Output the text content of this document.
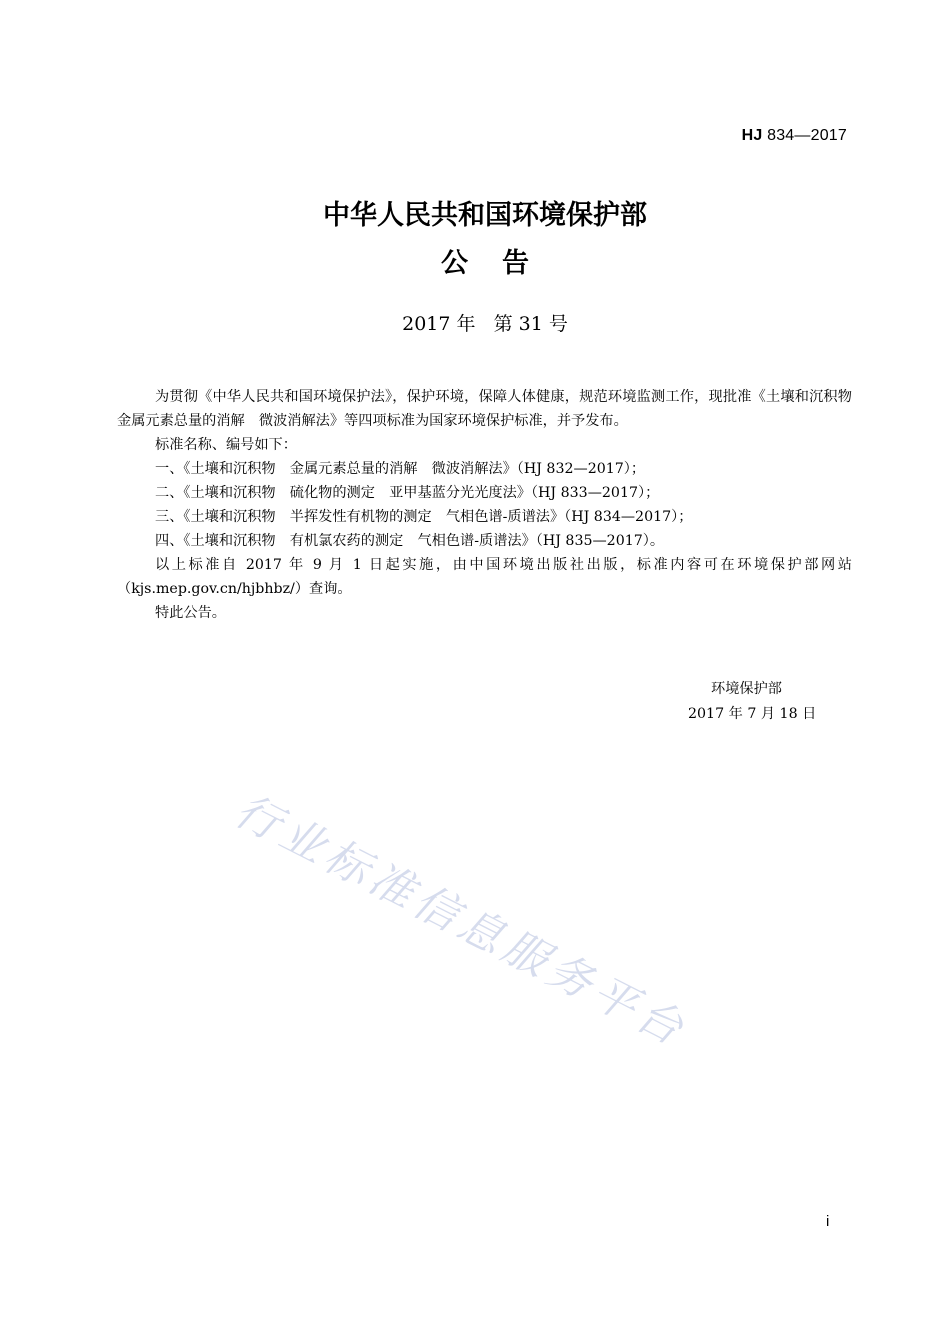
HJ 834—2017
中华人民共和国环境保护部
公告
2017 年   第 31 号

为贯彻《中华人民共和国环境保护法》，保护环境，保障人体健康，规范环境监测工作，现批准《土壤和沉积物　金属元素总量的消解　微波消解法》等四项标准为国家环境保护标准，并予发布。

标准名称、编号如下：

一、《土壤和沉积物　金属元素总量的消解　微波消解法》（HJ 832—2017）；

二、《土壤和沉积物　硫化物的测定　亚甲基蓝分光光度法》（HJ 833—2017）；

三、《土壤和沉积物　半挥发性有机物的测定　气相色谱-质谱法》（HJ 834—2017）；

四、《土壤和沉积物　有机氯农药的测定　气相色谱-质谱法》（HJ 835—2017）。

以上标准自 2017 年 9 月 1 日起实施，由中国环境出版社出版，标准内容可在环境保护部网站（kjs.mep.gov.cn/hjbhbz/）查询。

特此公告。

环境保护部
2017 年 7 月 18 日
行业标准信息服务平台
i
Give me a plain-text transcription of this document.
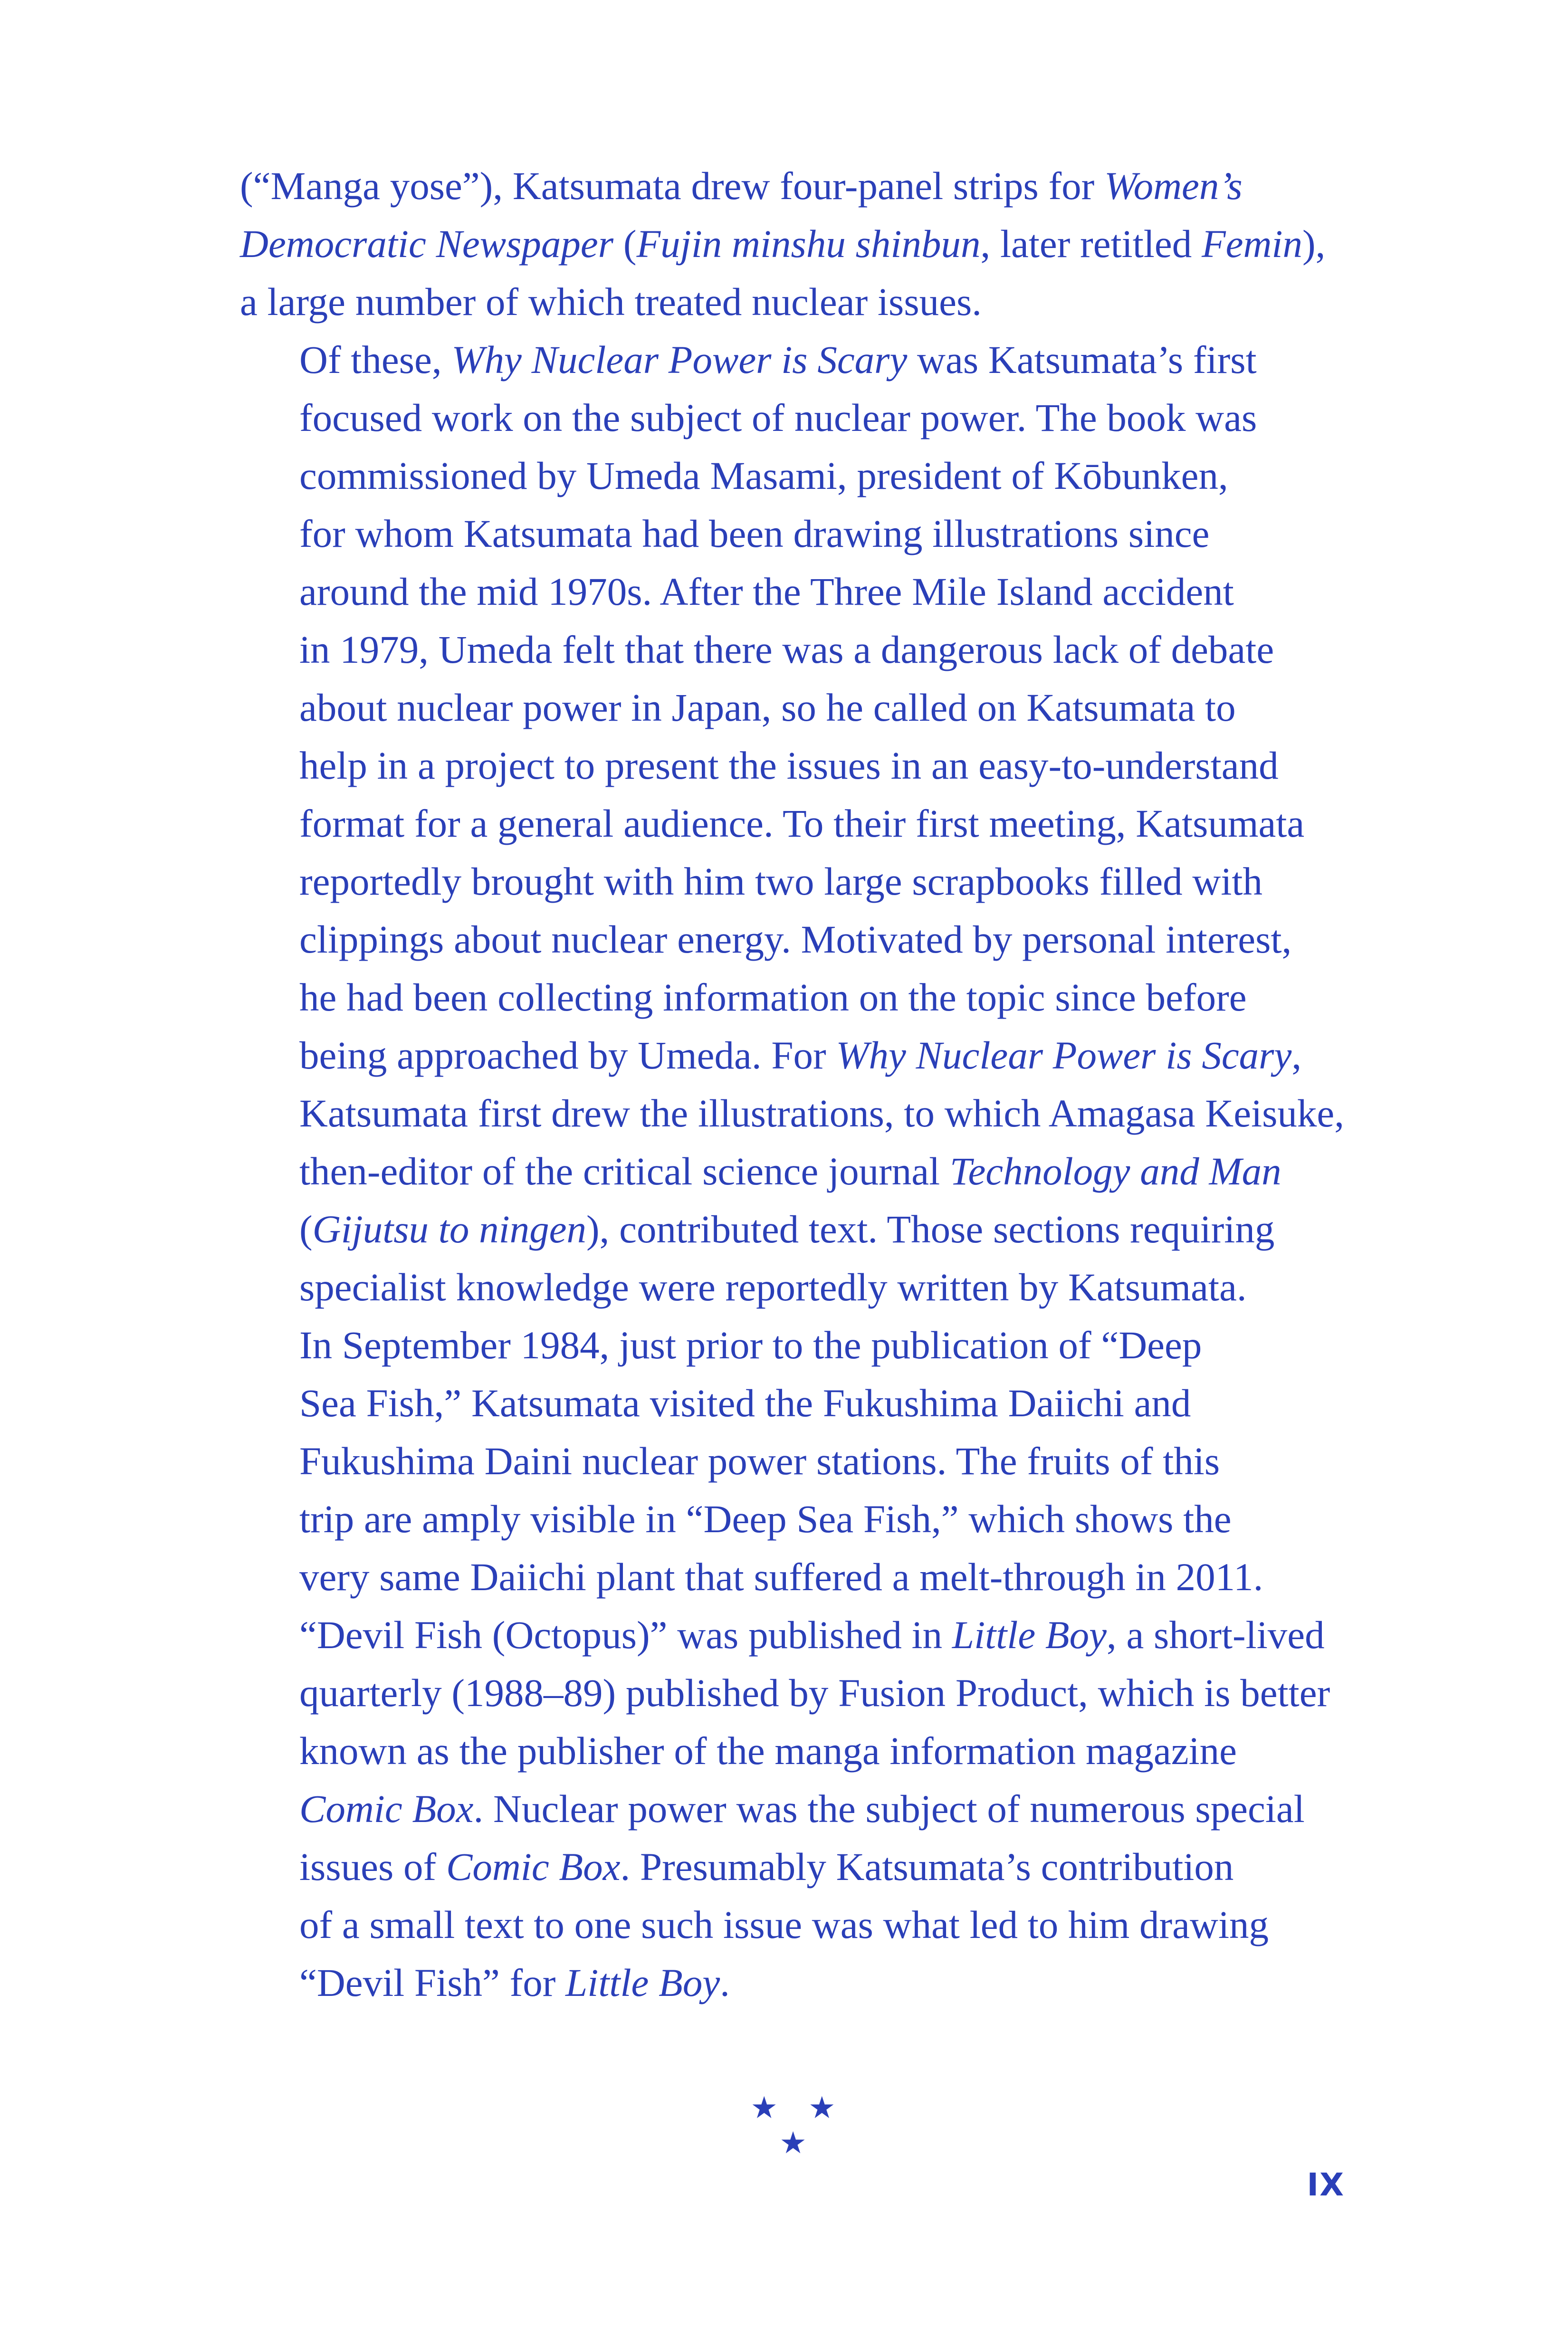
(“Manga yose”), Katsumata drew four-panel strips for Women’s
Democratic Newspaper (Fujin minshu shinbun, later retitled Femin),
a large number of which treated nuclear issues.

Of these, Why Nuclear Power is Scary was Katsumata’s first
focused work on the subject of nuclear power. The book was
commissioned by Umeda Masami, president of Kōbunken,
for whom Katsumata had been drawing illustrations since
around the mid 1970s. After the Three Mile Island accident
in 1979, Umeda felt that there was a dangerous lack of debate
about nuclear power in Japan, so he called on Katsumata to
help in a project to present the issues in an easy-to-understand
format for a general audience. To their first meeting, Katsumata
reportedly brought with him two large scrapbooks filled with
clippings about nuclear energy. Motivated by personal interest,
he had been collecting information on the topic since before
being approached by Umeda. For Why Nuclear Power is Scary,
Katsumata first drew the illustrations, to which Amagasa Keisuke,
then-editor of the critical science journal Technology and Man
(Gijutsu to ningen), contributed text. Those sections requiring
specialist knowledge were reportedly written by Katsumata.

In September 1984, just prior to the publication of “Deep
Sea Fish,” Katsumata visited the Fukushima Daiichi and
Fukushima Daini nuclear power stations. The fruits of this
trip are amply visible in “Deep Sea Fish,” which shows the
very same Daiichi plant that suffered a melt-through in 2011.
“Devil Fish (Octopus)” was published in Little Boy, a short-lived
quarterly (1988–89) published by Fusion Product, which is better
known as the publisher of the manga information magazine
Comic Box. Nuclear power was the subject of numerous special
issues of Comic Box. Presumably Katsumata’s contribution
of a small text to one such issue was what led to him drawing
“Devil Fish” for Little Boy.

★ ★ ★
IX
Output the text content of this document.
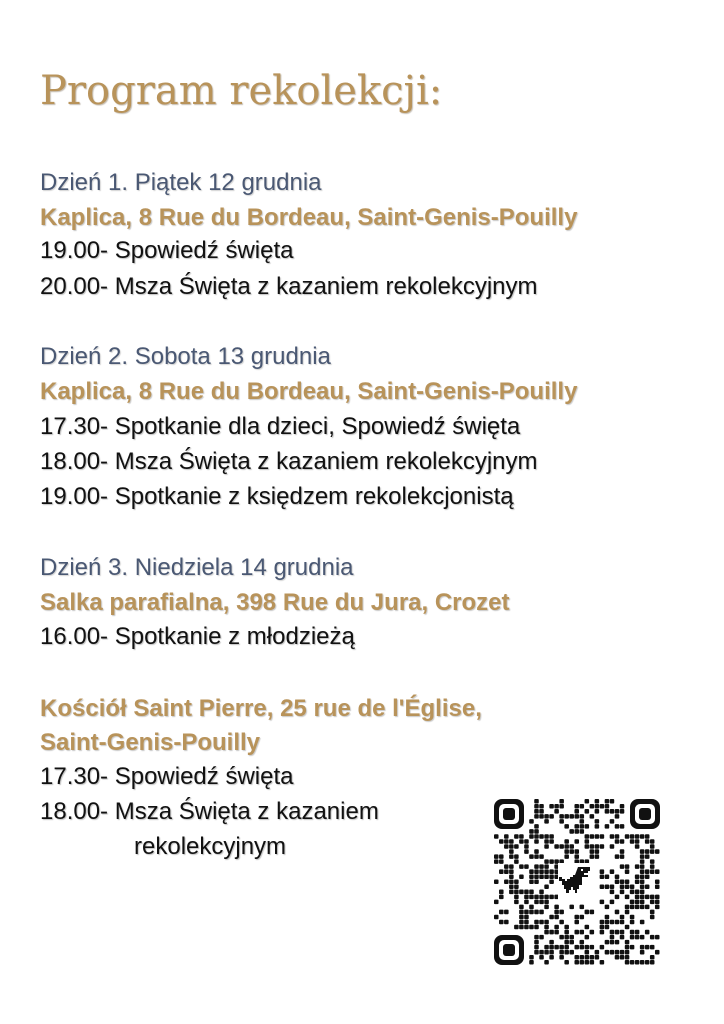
Program rekolekcji:
Dzień 1. Piątek 12 grudnia
Kaplica, 8 Rue du Bordeau, Saint-Genis-Pouilly
19.00- Spowiedź święta
20.00- Msza Święta z kazaniem rekolekcyjnym
Dzień 2. Sobota 13 grudnia
Kaplica, 8 Rue du Bordeau, Saint-Genis-Pouilly
17.30- Spotkanie dla dzieci, Spowiedź święta
18.00- Msza Święta z kazaniem rekolekcyjnym
19.00- Spotkanie z księdzem rekolekcjonistą
Dzień 3. Niedziela 14 grudnia
Salka parafialna, 398 Rue du Jura, Crozet
16.00- Spotkanie z młodzieżą
Kościół Saint Pierre, 25 rue de l'Église,
Saint-Genis-Pouilly
17.30- Spowiedź święta
18.00- Msza Święta z kazaniem
rekolekcyjnym
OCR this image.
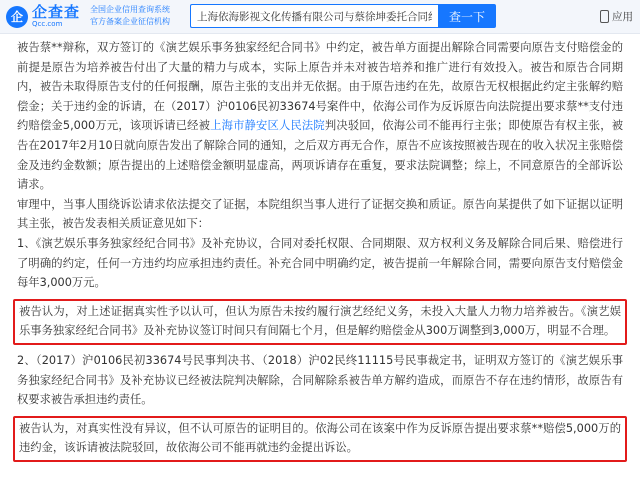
企 企查查
Qcc.com
全国企业信用查询系统
官方备案企业征信机构
上海依海影视文化传播有限公司与蔡徐坤委托合同纠纷	查一下	应用

被告蔡**辩称，双方签订的《演艺娱乐事务独家经纪合同书》中约定，被告单方面提出解除合同需要向原告支付赔偿金的前提是原告为培养被告付出了大量的精力与成本，实际上原告并未对被告培养和推广进行有效投入。被告和原告合同期内，被告未取得原告支付的任何报酬，原告主张的支出并无依据。由于原告违约在先，故原告无权根据此约定主张解约赔偿金；关于违约金的诉请，在（2017）沪0106民初33674号案件中，依海公司作为反诉原告向法院提出要求蔡**支付违约赔偿金5,000万元，该项诉请已经被上海市静安区人民法院判决驳回，依海公司不能再行主张；即使原告有权主张，被告在2017年2月10日就向原告发出了解除合同的通知，之后双方再无合作，原告不应该按照被告现在的收入状况主张赔偿金及违约金数额；原告提出的上述赔偿金额明显虚高，两项诉请存在重复，要求法院调整；综上，不同意原告的全部诉讼请求。

审理中，当事人围绕诉讼请求依法提交了证据，本院组织当事人进行了证据交换和质证。原告向某提供了如下证据以证明其主张，被告发表相关质证意见如下：

1、《演艺娱乐事务独家经纪合同书》及补充协议，合同对委托权限、合同期限、双方权利义务及解除合同后果、赔偿进行了明确的约定，任何一方违约均应承担违约责任。补充合同中明确约定，被告提前一年解除合同，需要向原告支付赔偿金每年3,000万元。

被告认为，对上述证据真实性予以认可，但认为原告未按约履行演艺经纪义务，未投入大量人力物力培养被告。《演艺娱乐事务独家经纪合同书》及补充协议签订时间只有间隔七个月，但是解约赔偿金从300万调整到3,000万，明显不合理。

2、（2017）沪0106民初33674号民事判决书、（2018）沪02民终11115号民事裁定书，证明双方签订的《演艺娱乐事务独家经纪合同书》及补充协议已经被法院判决解除，合同解除系被告单方解约造成，而原告不存在违约情形，故原告有权要求被告承担违约责任。

被告认为，对真实性没有异议，但不认可原告的证明目的。依海公司在该案中作为反诉原告提出要求蔡**赔偿5,000万的违约金，该诉请被法院驳回，故依海公司不能再就违约金提出诉讼。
- - - - -
- [Set task]: Without the pictures, retype exactly the lines from the one that holds "OCR this image." to the last line of the data above, both of them included.

- [Task result]:
OCR this image.
企 企查查
Qcc.com
全国企业信用查询系统
官方备案企业征信机构
上海依海影视文化传播有限公司与蔡徐坤委托合同纠纷	查一下	应用

被告蔡**辩称，双方签订的《演艺娱乐事务独家经纪合同书》中约定，被告单方面提出解除合同需要向原告支付赔偿金的前提是原告为培养被告付出了大量的精力与成本，实际上原告并未对被告培养和推广进行有效投入。被告和原告合同期内，被告未取得原告支付的任何报酬，原告主张的支出并无依据。由于原告违约在先，故原告无权根据此约定主张解约赔偿金；关于违约金的诉请，在（2017）沪0106民初33674号案件中，依海公司作为反诉原告向法院提出要求蔡**支付违约赔偿金5,000万元，该项诉请已经被上海市静安区人民法院判决驳回，依海公司不能再行主张；即使原告有权主张，被告在2017年2月10日就向原告发出了解除合同的通知，之后双方再无合作，原告不应该按照被告现在的收入状况主张赔偿金及违约金数额；原告提出的上述赔偿金额明显虚高，两项诉请存在重复，要求法院调整；综上，不同意原告的全部诉讼请求。

审理中，当事人围绕诉讼请求依法提交了证据，本院组织当事人进行了证据交换和质证。原告向某提供了如下证据以证明其主张，被告发表相关质证意见如下：

1、《演艺娱乐事务独家经纪合同书》及补充协议，合同对委托权限、合同期限、双方权利义务及解除合同后果、赔偿进行了明确的约定，任何一方违约均应承担违约责任。补充合同中明确约定，被告提前一年解除合同，需要向原告支付赔偿金每年3,000万元。

被告认为，对上述证据真实性予以认可，但认为原告未按约履行演艺经纪义务，未投入大量人力物力培养被告。《演艺娱乐事务独家经纪合同书》及补充协议签订时间只有间隔七个月，但是解约赔偿金从300万调整到3,000万，明显不合理。

2、（2017）沪0106民初33674号民事判决书、（2018）沪02民终11115号民事裁定书，证明双方签订的《演艺娱乐事务独家经纪合同书》及补充协议已经被法院判决解除，合同解除系被告单方解约造成，而原告不存在违约情形，故原告有权要求被告承担违约责任。

被告认为，对真实性没有异议，但不认可原告的证明目的。依海公司在该案中作为反诉原告提出要求蔡**赔偿5,000万的违约金，该诉请被法院驳回，故依海公司不能再就违约金提出诉讼。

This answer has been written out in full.